--- start of STORED DATA ---
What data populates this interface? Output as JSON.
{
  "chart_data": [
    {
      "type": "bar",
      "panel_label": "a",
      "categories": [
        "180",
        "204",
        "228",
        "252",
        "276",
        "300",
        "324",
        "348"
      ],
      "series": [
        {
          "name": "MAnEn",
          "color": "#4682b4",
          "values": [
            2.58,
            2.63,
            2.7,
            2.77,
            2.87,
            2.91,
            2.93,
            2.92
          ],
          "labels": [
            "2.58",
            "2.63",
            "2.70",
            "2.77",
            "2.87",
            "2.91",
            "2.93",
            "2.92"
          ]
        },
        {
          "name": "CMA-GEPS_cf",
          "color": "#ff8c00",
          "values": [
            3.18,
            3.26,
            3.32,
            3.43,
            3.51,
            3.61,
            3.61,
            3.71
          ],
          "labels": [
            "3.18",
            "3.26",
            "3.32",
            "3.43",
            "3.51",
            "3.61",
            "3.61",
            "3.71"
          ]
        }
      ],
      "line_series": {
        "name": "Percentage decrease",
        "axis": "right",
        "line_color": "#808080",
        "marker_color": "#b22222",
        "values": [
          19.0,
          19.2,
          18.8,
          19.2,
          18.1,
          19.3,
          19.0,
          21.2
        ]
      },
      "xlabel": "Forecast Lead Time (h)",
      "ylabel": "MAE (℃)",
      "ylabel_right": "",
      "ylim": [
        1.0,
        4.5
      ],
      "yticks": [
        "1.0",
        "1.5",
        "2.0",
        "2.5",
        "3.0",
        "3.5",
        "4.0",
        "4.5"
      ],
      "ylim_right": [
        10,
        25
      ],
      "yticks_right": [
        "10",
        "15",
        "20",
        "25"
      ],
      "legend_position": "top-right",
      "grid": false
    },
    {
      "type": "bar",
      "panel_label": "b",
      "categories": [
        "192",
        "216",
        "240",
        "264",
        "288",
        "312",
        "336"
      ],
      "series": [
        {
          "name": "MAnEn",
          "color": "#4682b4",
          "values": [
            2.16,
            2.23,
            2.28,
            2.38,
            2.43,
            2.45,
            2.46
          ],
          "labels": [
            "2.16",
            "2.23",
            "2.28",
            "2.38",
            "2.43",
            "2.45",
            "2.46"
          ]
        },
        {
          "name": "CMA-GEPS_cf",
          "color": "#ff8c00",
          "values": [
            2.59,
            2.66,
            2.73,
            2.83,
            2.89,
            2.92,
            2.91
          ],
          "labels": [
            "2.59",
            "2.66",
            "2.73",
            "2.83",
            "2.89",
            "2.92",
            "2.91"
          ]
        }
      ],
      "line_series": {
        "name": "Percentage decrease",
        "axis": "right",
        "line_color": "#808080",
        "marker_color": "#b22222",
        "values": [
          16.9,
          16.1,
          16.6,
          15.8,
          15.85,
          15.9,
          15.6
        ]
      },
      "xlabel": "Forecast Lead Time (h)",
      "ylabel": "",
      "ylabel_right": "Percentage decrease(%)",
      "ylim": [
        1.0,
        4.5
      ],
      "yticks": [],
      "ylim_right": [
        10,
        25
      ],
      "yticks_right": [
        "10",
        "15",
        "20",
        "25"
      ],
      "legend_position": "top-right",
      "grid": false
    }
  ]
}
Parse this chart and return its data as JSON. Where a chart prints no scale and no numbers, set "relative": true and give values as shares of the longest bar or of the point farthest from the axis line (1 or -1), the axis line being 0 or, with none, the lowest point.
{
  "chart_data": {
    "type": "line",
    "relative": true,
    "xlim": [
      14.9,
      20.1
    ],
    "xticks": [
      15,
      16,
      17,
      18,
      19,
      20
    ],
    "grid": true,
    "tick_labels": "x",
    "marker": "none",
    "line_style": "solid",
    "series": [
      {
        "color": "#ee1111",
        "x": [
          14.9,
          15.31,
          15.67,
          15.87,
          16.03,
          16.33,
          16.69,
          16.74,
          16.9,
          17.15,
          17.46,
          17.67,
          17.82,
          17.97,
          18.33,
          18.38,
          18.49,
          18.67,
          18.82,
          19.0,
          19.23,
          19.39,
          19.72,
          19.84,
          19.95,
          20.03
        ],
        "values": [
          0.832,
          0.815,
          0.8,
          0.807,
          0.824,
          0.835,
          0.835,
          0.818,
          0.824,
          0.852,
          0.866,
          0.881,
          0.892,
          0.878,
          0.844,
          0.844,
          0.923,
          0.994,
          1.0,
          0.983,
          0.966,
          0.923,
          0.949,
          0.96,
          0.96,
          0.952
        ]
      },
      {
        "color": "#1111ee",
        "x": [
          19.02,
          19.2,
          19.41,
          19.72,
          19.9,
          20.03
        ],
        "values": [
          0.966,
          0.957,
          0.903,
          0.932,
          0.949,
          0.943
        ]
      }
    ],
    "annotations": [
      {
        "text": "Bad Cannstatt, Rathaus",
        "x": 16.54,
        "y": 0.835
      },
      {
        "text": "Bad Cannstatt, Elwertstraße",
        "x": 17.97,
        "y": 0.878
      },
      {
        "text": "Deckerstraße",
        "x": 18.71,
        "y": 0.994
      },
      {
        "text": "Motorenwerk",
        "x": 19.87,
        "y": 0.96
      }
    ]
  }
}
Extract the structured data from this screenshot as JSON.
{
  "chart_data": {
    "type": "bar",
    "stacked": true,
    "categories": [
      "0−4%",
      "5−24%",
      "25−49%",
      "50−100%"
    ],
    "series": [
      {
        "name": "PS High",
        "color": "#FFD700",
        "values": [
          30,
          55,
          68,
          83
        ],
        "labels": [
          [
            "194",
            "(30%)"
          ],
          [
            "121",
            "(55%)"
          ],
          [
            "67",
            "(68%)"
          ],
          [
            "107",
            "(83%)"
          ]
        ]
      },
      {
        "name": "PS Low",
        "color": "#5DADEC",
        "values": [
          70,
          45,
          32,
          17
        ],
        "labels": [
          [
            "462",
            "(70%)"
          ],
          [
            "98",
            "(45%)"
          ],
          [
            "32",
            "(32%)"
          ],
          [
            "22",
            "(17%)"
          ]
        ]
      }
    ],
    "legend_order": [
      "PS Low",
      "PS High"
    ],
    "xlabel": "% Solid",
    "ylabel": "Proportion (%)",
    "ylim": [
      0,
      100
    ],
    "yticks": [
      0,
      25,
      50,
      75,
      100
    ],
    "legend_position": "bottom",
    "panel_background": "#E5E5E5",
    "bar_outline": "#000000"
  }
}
--- end of STORED DATA ---
EXERCISE - Reproduce the records above exactly as they appear.

THE SOLUTION -
What data populates this interface? Output as JSON.
{
  "chart_data": [
    {
      "type": "bar",
      "panel_label": "a",
      "categories": [
        "180",
        "204",
        "228",
        "252",
        "276",
        "300",
        "324",
        "348"
      ],
      "series": [
        {
          "name": "MAnEn",
          "color": "#4682b4",
          "values": [
            2.58,
            2.63,
            2.7,
            2.77,
            2.87,
            2.91,
            2.93,
            2.92
          ],
          "labels": [
            "2.58",
            "2.63",
            "2.70",
            "2.77",
            "2.87",
            "2.91",
            "2.93",
            "2.92"
          ]
        },
        {
          "name": "CMA-GEPS_cf",
          "color": "#ff8c00",
          "values": [
            3.18,
            3.26,
            3.32,
            3.43,
            3.51,
            3.61,
            3.61,
            3.71
          ],
          "labels": [
            "3.18",
            "3.26",
            "3.32",
            "3.43",
            "3.51",
            "3.61",
            "3.61",
            "3.71"
          ]
        }
      ],
      "line_series": {
        "name": "Percentage decrease",
        "axis": "right",
        "line_color": "#808080",
        "marker_color": "#b22222",
        "values": [
          19.0,
          19.2,
          18.8,
          19.2,
          18.1,
          19.3,
          19.0,
          21.2
        ]
      },
      "xlabel": "Forecast Lead Time (h)",
      "ylabel": "MAE (℃)",
      "ylabel_right": "",
      "ylim": [
        1.0,
        4.5
      ],
      "yticks": [
        "1.0",
        "1.5",
        "2.0",
        "2.5",
        "3.0",
        "3.5",
        "4.0",
        "4.5"
      ],
      "ylim_right": [
        10,
        25
      ],
      "yticks_right": [
        "10",
        "15",
        "20",
        "25"
      ],
      "legend_position": "top-right",
      "grid": false
    },
    {
      "type": "bar",
      "panel_label": "b",
      "categories": [
        "192",
        "216",
        "240",
        "264",
        "288",
        "312",
        "336"
      ],
      "series": [
        {
          "name": "MAnEn",
          "color": "#4682b4",
          "values": [
            2.16,
            2.23,
            2.28,
            2.38,
            2.43,
            2.45,
            2.46
          ],
          "labels": [
            "2.16",
            "2.23",
            "2.28",
            "2.38",
            "2.43",
            "2.45",
            "2.46"
          ]
        },
        {
          "name": "CMA-GEPS_cf",
          "color": "#ff8c00",
          "values": [
            2.59,
            2.66,
            2.73,
            2.83,
            2.89,
            2.92,
            2.91
          ],
          "labels": [
            "2.59",
            "2.66",
            "2.73",
            "2.83",
            "2.89",
            "2.92",
            "2.91"
          ]
        }
      ],
      "line_series": {
        "name": "Percentage decrease",
        "axis": "right",
        "line_color": "#808080",
        "marker_color": "#b22222",
        "values": [
          16.9,
          16.1,
          16.6,
          15.8,
          15.85,
          15.9,
          15.6
        ]
      },
      "xlabel": "Forecast Lead Time (h)",
      "ylabel": "",
      "ylabel_right": "Percentage decrease(%)",
      "ylim": [
        1.0,
        4.5
      ],
      "yticks": [],
      "ylim_right": [
        10,
        25
      ],
      "yticks_right": [
        "10",
        "15",
        "20",
        "25"
      ],
      "legend_position": "top-right",
      "grid": false
    }
  ]
}
Parse this chart and return its data as JSON. Where a chart prints no scale and no numbers, set "relative": true and give values as shares of the longest bar or of the point farthest from the axis line (1 or -1), the axis line being 0 or, with none, the lowest point.
{
  "chart_data": {
    "type": "line",
    "relative": true,
    "xlim": [
      14.9,
      20.1
    ],
    "xticks": [
      15,
      16,
      17,
      18,
      19,
      20
    ],
    "grid": true,
    "tick_labels": "x",
    "marker": "none",
    "line_style": "solid",
    "series": [
      {
        "color": "#ee1111",
        "x": [
          14.9,
          15.31,
          15.67,
          15.87,
          16.03,
          16.33,
          16.69,
          16.74,
          16.9,
          17.15,
          17.46,
          17.67,
          17.82,
          17.97,
          18.33,
          18.38,
          18.49,
          18.67,
          18.82,
          19.0,
          19.23,
          19.39,
          19.72,
          19.84,
          19.95,
          20.03
        ],
        "values": [
          0.832,
          0.815,
          0.8,
          0.807,
          0.824,
          0.835,
          0.835,
          0.818,
          0.824,
          0.852,
          0.866,
          0.881,
          0.892,
          0.878,
          0.844,
          0.844,
          0.923,
          0.994,
          1.0,
          0.983,
          0.966,
          0.923,
          0.949,
          0.96,
          0.96,
          0.952
        ]
      },
      {
        "color": "#1111ee",
        "x": [
          19.02,
          19.2,
          19.41,
          19.72,
          19.9,
          20.03
        ],
        "values": [
          0.966,
          0.957,
          0.903,
          0.932,
          0.949,
          0.943
        ]
      }
    ],
    "annotations": [
      {
        "text": "Bad Cannstatt, Rathaus",
        "x": 16.54,
        "y": 0.835
      },
      {
        "text": "Bad Cannstatt, Elwertstraße",
        "x": 17.97,
        "y": 0.878
      },
      {
        "text": "Deckerstraße",
        "x": 18.71,
        "y": 0.994
      },
      {
        "text": "Motorenwerk",
        "x": 19.87,
        "y": 0.96
      }
    ]
  }
}
Extract the structured data from this screenshot as JSON.
{
  "chart_data": {
    "type": "bar",
    "stacked": true,
    "categories": [
      "0−4%",
      "5−24%",
      "25−49%",
      "50−100%"
    ],
    "series": [
      {
        "name": "PS High",
        "color": "#FFD700",
        "values": [
          30,
          55,
          68,
          83
        ],
        "labels": [
          [
            "194",
            "(30%)"
          ],
          [
            "121",
            "(55%)"
          ],
          [
            "67",
            "(68%)"
          ],
          [
            "107",
            "(83%)"
          ]
        ]
      },
      {
        "name": "PS Low",
        "color": "#5DADEC",
        "values": [
          70,
          45,
          32,
          17
        ],
        "labels": [
          [
            "462",
            "(70%)"
          ],
          [
            "98",
            "(45%)"
          ],
          [
            "32",
            "(32%)"
          ],
          [
            "22",
            "(17%)"
          ]
        ]
      }
    ],
    "legend_order": [
      "PS Low",
      "PS High"
    ],
    "xlabel": "% Solid",
    "ylabel": "Proportion (%)",
    "ylim": [
      0,
      100
    ],
    "yticks": [
      0,
      25,
      50,
      75,
      100
    ],
    "legend_position": "bottom",
    "panel_background": "#E5E5E5",
    "bar_outline": "#000000"
  }
}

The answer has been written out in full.